= DO THIS =
Show all lines of the listing that hold the word "Образование".
☆ ☆ ☆
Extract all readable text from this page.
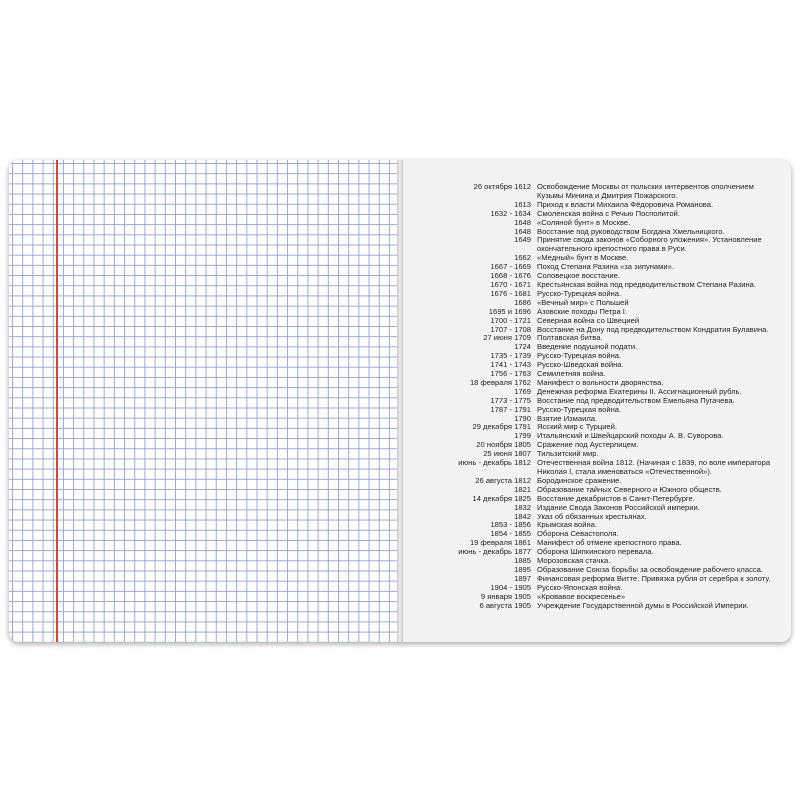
26 октября 1612 Освобождение Москвы от польских интервентов ополчением
Кузьмы Минина и Дмитрия Пожарского.
1613 Приход к власти Михаила Фёдоровича Романова.
1632 - 1634 Смоленская война с Речью Посполитой.
1648 «Соляной бунт» в Москве.
1648 Восстание под руководством Богдана Хмельницкого.
1649 Принятие свода законов «Соборного уложения». Установление
окончательного крепостного права в Руси.
1662 «Медный» бунт в Москве.
1667 - 1669 Поход Степана Разина «за зипунами».
1668 - 1676 Соловецкое восстание.
1670 - 1671 Крестьянская война под предводительством Степана Разина.
1676 - 1681 Русско-Турецкая война.
1686 «Вечный мир» с Польшей
1695 и 1696 Азовские походы Петра I.
1700 - 1721 Северная война со Швецией
1707 - 1708 Восстание на Дону под предводительством Кондратия Булавина.
27 июня 1709 Полтавская битва.
1724 Введение подушной подати.
1735 - 1739 Русско-Турецкая война.
1741 - 1743 Русско-Шведская война.
1756 - 1763 Семилетняя война.
18 февраля 1762 Манифест о вольности дворянства.
1769 Денежная реформа Екатерины II. Ассигнационный рубль.
1773 - 1775 Восстание под предводительством Емельяна Пугачева.
1787 - 1791 Русско-Турецкая война.
1790 Взятие Измаила.
29 декабря 1791 Ясский мир с Турцией.
1799 Итальянский и Швейцарский походы А. В. Суворова.
20 ноября 1805 Сражение под Аустерлицем.
25 июня 1807 Тильзитский мир.
июнь - декабрь 1812 Отечественная война 1812. (Начиная с 1839, по воле императора
Николая I, стала именоваться «Отечественной»).
26 августа 1812 Бородинское сражение.
1821 Образование тайных Северного и Южного обществ.
14 декабря 1825 Восстание декабристов в Санкт-Петербурге.
1832 Издание Свода Законов Российской империи.
1842 Указ об обязанных крестьянах.
1853 - 1856 Крымская война.
1854 - 1855 Оборона Севастополя.
19 февраля 1861 Манифест об отмене крепостного права.
июнь - декабрь 1877 Оборона Шипкинского перевала.
1885 Морозовская стачка.
1895 Образование Союза борьбы за освобождение рабочего класса.
1897 Финансовая реформа Витте. Привязка рубля от серебра к золоту.
1904 - 1905 Русско-Японская война.
9 января 1905 «Кровавое воскресенье»
6 августа 1905 Учреждение Государственной думы в Российской Империи.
☆ ☆ ☆
= ANSWER FOR THIS EXERCISE =
1821 Образование тайных Северного и Южного обществ.
1895 Образование Союза борьбы за освобождение рабочего класса.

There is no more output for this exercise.